Without including any pictures, copy each entry below exactly.

— Begin Stored data —

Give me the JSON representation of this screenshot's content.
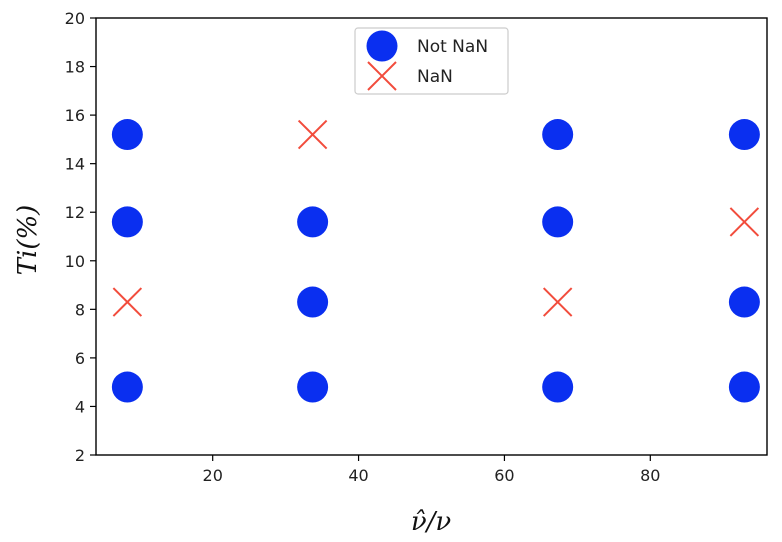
{
  "chart_data": {
    "type": "scatter",
    "xlabel": "ν̂/ν",
    "ylabel": "Ti(%)",
    "xlim": [
      4,
      96
    ],
    "ylim": [
      2,
      20
    ],
    "xticks": [
      20,
      40,
      60,
      80
    ],
    "yticks": [
      2,
      4,
      6,
      8,
      10,
      12,
      14,
      16,
      18,
      20
    ],
    "grid": false,
    "legend": {
      "placement": "top-center"
    },
    "series": [
      {
        "name": "Not NaN",
        "marker": "circle",
        "color": "#0a2ff0",
        "points": [
          {
            "x": 8.3,
            "y": 15.2
          },
          {
            "x": 8.3,
            "y": 11.6
          },
          {
            "x": 8.3,
            "y": 4.8
          },
          {
            "x": 33.7,
            "y": 11.6
          },
          {
            "x": 33.7,
            "y": 8.3
          },
          {
            "x": 33.7,
            "y": 4.8
          },
          {
            "x": 67.3,
            "y": 15.2
          },
          {
            "x": 67.3,
            "y": 11.6
          },
          {
            "x": 67.3,
            "y": 4.8
          },
          {
            "x": 92.9,
            "y": 15.2
          },
          {
            "x": 92.9,
            "y": 8.3
          },
          {
            "x": 92.9,
            "y": 4.8
          }
        ]
      },
      {
        "name": "NaN",
        "marker": "x",
        "color": "#f24c3c",
        "points": [
          {
            "x": 8.3,
            "y": 8.3
          },
          {
            "x": 33.7,
            "y": 15.2
          },
          {
            "x": 67.3,
            "y": 8.3
          },
          {
            "x": 92.9,
            "y": 11.6
          }
        ]
      }
    ]
  }
}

— End Stored data —

Problem solution =
Give me the JSON representation of this screenshot's content.
{
  "chart_data": {
    "type": "scatter",
    "xlabel": "ν̂/ν",
    "ylabel": "Ti(%)",
    "xlim": [
      4,
      96
    ],
    "ylim": [
      2,
      20
    ],
    "xticks": [
      20,
      40,
      60,
      80
    ],
    "yticks": [
      2,
      4,
      6,
      8,
      10,
      12,
      14,
      16,
      18,
      20
    ],
    "grid": false,
    "legend": {
      "placement": "top-center"
    },
    "series": [
      {
        "name": "Not NaN",
        "marker": "circle",
        "color": "#0a2ff0",
        "points": [
          {
            "x": 8.3,
            "y": 15.2
          },
          {
            "x": 8.3,
            "y": 11.6
          },
          {
            "x": 8.3,
            "y": 4.8
          },
          {
            "x": 33.7,
            "y": 11.6
          },
          {
            "x": 33.7,
            "y": 8.3
          },
          {
            "x": 33.7,
            "y": 4.8
          },
          {
            "x": 67.3,
            "y": 15.2
          },
          {
            "x": 67.3,
            "y": 11.6
          },
          {
            "x": 67.3,
            "y": 4.8
          },
          {
            "x": 92.9,
            "y": 15.2
          },
          {
            "x": 92.9,
            "y": 8.3
          },
          {
            "x": 92.9,
            "y": 4.8
          }
        ]
      },
      {
        "name": "NaN",
        "marker": "x",
        "color": "#f24c3c",
        "points": [
          {
            "x": 8.3,
            "y": 8.3
          },
          {
            "x": 33.7,
            "y": 15.2
          },
          {
            "x": 67.3,
            "y": 8.3
          },
          {
            "x": 92.9,
            "y": 11.6
          }
        ]
      }
    ]
  }
}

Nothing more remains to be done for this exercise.